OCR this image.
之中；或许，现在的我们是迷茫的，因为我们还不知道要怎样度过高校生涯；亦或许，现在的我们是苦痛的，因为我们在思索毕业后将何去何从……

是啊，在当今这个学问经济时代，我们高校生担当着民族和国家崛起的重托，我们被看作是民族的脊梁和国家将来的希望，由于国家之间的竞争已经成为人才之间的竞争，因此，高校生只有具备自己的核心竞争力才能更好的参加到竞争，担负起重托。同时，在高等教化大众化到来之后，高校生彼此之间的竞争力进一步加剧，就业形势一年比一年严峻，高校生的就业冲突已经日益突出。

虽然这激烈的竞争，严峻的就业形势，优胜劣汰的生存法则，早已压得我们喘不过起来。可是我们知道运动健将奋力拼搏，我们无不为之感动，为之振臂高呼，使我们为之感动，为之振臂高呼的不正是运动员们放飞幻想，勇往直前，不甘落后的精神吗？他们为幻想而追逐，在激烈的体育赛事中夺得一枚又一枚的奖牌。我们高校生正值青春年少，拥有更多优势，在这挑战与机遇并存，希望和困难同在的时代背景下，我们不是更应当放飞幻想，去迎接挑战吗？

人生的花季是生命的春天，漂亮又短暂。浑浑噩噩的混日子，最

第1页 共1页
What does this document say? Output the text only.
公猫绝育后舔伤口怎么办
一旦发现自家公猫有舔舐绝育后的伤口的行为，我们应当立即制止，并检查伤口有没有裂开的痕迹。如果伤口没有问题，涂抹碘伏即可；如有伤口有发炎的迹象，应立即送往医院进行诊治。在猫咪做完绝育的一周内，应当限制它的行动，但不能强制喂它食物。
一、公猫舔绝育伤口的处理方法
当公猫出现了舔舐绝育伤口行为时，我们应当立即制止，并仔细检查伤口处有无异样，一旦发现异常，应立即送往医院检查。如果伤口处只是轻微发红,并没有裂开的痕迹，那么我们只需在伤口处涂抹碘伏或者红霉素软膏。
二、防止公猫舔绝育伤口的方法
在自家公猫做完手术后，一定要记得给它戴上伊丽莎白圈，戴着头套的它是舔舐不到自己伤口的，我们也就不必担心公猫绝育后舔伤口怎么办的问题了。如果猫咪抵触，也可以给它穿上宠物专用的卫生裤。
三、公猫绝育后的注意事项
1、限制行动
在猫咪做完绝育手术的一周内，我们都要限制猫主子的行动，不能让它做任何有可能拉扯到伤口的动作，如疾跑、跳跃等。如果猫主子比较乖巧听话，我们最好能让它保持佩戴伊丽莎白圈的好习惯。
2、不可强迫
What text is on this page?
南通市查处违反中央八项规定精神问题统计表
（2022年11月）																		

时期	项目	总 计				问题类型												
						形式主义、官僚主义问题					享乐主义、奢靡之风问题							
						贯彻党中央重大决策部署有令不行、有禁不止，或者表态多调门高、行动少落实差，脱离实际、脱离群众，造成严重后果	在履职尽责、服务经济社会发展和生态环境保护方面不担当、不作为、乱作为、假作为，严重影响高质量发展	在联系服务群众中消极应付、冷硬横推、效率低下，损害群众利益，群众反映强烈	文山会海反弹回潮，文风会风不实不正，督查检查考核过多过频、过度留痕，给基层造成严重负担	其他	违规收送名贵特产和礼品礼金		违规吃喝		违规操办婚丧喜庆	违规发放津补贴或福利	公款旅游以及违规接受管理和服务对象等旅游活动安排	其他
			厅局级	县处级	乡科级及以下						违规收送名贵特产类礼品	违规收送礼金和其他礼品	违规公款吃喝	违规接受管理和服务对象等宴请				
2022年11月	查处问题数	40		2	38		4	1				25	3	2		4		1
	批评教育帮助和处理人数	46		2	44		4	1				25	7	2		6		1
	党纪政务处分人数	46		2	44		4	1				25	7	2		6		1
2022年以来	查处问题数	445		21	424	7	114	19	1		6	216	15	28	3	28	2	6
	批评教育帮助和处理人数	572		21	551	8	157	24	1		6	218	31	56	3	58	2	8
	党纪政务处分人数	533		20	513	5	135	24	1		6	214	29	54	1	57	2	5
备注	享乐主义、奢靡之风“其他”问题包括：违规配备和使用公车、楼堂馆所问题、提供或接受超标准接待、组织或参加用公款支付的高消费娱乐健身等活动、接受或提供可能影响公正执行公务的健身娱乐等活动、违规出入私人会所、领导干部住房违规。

########################################

* _Short task_
Extract every entry above as it appears.

* _Exercise result_
OCR this image.
之中；或许，现在的我们是迷茫的，因为我们还不知道要怎样度过高校生涯；亦或许，现在的我们是苦痛的，因为我们在思索毕业后将何去何从……

是啊，在当今这个学问经济时代，我们高校生担当着民族和国家崛起的重托，我们被看作是民族的脊梁和国家将来的希望，由于国家之间的竞争已经成为人才之间的竞争，因此，高校生只有具备自己的核心竞争力才能更好的参加到竞争，担负起重托。同时，在高等教化大众化到来之后，高校生彼此之间的竞争力进一步加剧，就业形势一年比一年严峻，高校生的就业冲突已经日益突出。

虽然这激烈的竞争，严峻的就业形势，优胜劣汰的生存法则，早已压得我们喘不过起来。可是我们知道运动健将奋力拼搏，我们无不为之感动，为之振臂高呼，使我们为之感动，为之振臂高呼的不正是运动员们放飞幻想，勇往直前，不甘落后的精神吗？他们为幻想而追逐，在激烈的体育赛事中夺得一枚又一枚的奖牌。我们高校生正值青春年少，拥有更多优势，在这挑战与机遇并存，希望和困难同在的时代背景下，我们不是更应当放飞幻想，去迎接挑战吗？

人生的花季是生命的春天，漂亮又短暂。浑浑噩噩的混日子，最

第1页 共1页
What does this document say? Output the text only.
公猫绝育后舔伤口怎么办
一旦发现自家公猫有舔舐绝育后的伤口的行为，我们应当立即制止，并检查伤口有没有裂开的痕迹。如果伤口没有问题，涂抹碘伏即可；如有伤口有发炎的迹象，应立即送往医院进行诊治。在猫咪做完绝育的一周内，应当限制它的行动，但不能强制喂它食物。
一、公猫舔绝育伤口的处理方法
当公猫出现了舔舐绝育伤口行为时，我们应当立即制止，并仔细检查伤口处有无异样，一旦发现异常，应立即送往医院检查。如果伤口处只是轻微发红,并没有裂开的痕迹，那么我们只需在伤口处涂抹碘伏或者红霉素软膏。
二、防止公猫舔绝育伤口的方法
在自家公猫做完手术后，一定要记得给它戴上伊丽莎白圈，戴着头套的它是舔舐不到自己伤口的，我们也就不必担心公猫绝育后舔伤口怎么办的问题了。如果猫咪抵触，也可以给它穿上宠物专用的卫生裤。
三、公猫绝育后的注意事项
1、限制行动
在猫咪做完绝育手术的一周内，我们都要限制猫主子的行动，不能让它做任何有可能拉扯到伤口的动作，如疾跑、跳跃等。如果猫主子比较乖巧听话，我们最好能让它保持佩戴伊丽莎白圈的好习惯。
2、不可强迫
What text is on this page?
南通市查处违反中央八项规定精神问题统计表
（2022年11月）																		

时期	项目	总 计				问题类型												
						形式主义、官僚主义问题					享乐主义、奢靡之风问题							
						贯彻党中央重大决策部署有令不行、有禁不止，或者表态多调门高、行动少落实差，脱离实际、脱离群众，造成严重后果	在履职尽责、服务经济社会发展和生态环境保护方面不担当、不作为、乱作为、假作为，严重影响高质量发展	在联系服务群众中消极应付、冷硬横推、效率低下，损害群众利益，群众反映强烈	文山会海反弹回潮，文风会风不实不正，督查检查考核过多过频、过度留痕，给基层造成严重负担	其他	违规收送名贵特产和礼品礼金		违规吃喝		违规操办婚丧喜庆	违规发放津补贴或福利	公款旅游以及违规接受管理和服务对象等旅游活动安排	其他
			厅局级	县处级	乡科级及以下						违规收送名贵特产类礼品	违规收送礼金和其他礼品	违规公款吃喝	违规接受管理和服务对象等宴请				
2022年11月	查处问题数	40		2	38		4	1				25	3	2		4		1
	批评教育帮助和处理人数	46		2	44		4	1				25	7	2		6		1
	党纪政务处分人数	46		2	44		4	1				25	7	2		6		1
2022年以来	查处问题数	445		21	424	7	114	19	1		6	216	15	28	3	28	2	6
	批评教育帮助和处理人数	572		21	551	8	157	24	1		6	218	31	56	3	58	2	8
	党纪政务处分人数	533		20	513	5	135	24	1		6	214	29	54	1	57	2	5
备注	享乐主义、奢靡之风“其他”问题包括：违规配备和使用公车、楼堂馆所问题、提供或接受超标准接待、组织或参加用公款支付的高消费娱乐健身等活动、接受或提供可能影响公正执行公务的健身娱乐等活动、违规出入私人会所、领导干部住房违规。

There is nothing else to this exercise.